Pick out all lines with the word "name" from the records that follow.

__PROVIDED INFORMATION__:

** start **

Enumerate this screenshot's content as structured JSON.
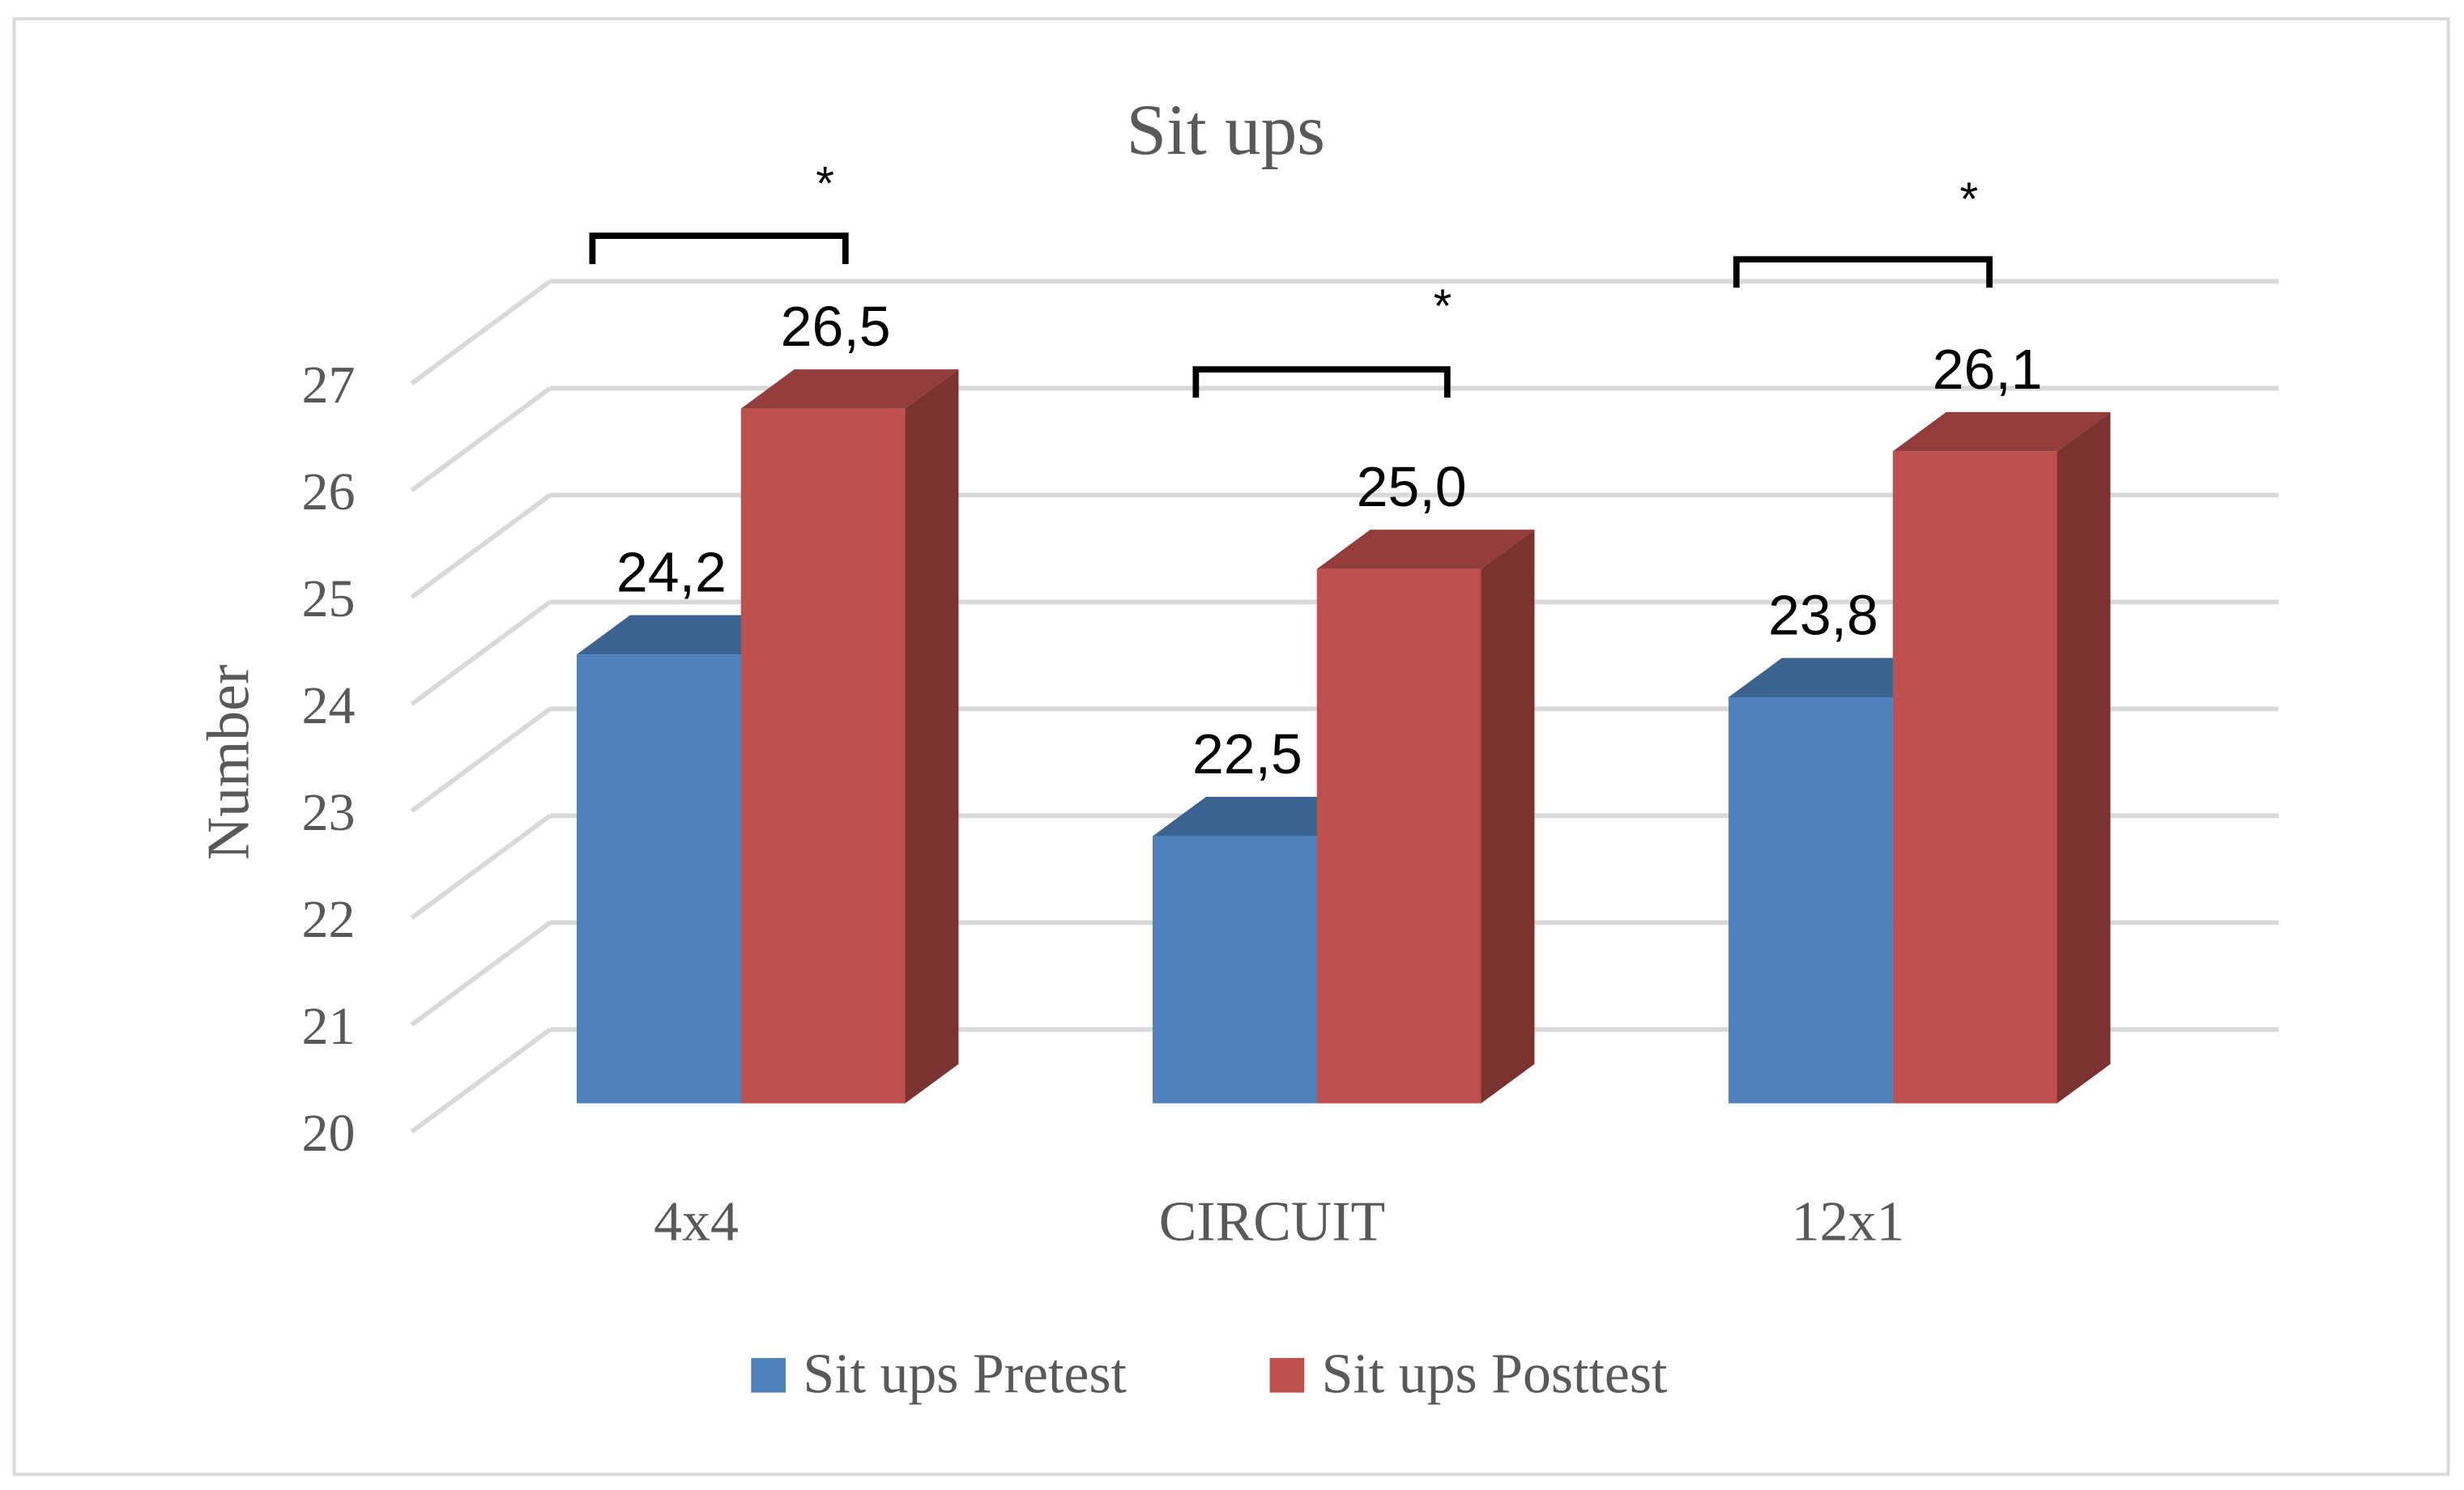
{
  "chart_data": {
    "type": "bar3d",
    "title": "Sit ups",
    "y_label": "Number",
    "categories": [
      "4x4",
      "CIRCUIT",
      "12x1"
    ],
    "series": [
      {
        "name": "Sit ups Pretest",
        "color": "#4f81bd",
        "values": [
          24.2,
          22.5,
          23.8
        ],
        "value_labels": [
          "24,2",
          "22,5",
          "23,8"
        ]
      },
      {
        "name": "Sit ups Posttest",
        "color": "#c0504d",
        "values": [
          26.5,
          25.0,
          26.1
        ],
        "value_labels": [
          "26,5",
          "25,0",
          "26,1"
        ]
      }
    ],
    "annotations": [
      "*",
      "*",
      "*"
    ],
    "ylim": [
      20,
      27
    ],
    "yticks": [
      20,
      21,
      22,
      23,
      24,
      25,
      26,
      27
    ],
    "grid": true,
    "legend": "bottom"
  }
}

** end **

__PROBLEM SOLUTION__:
        "name": "Sit ups Pretest",
        "name": "Sit ups Posttest",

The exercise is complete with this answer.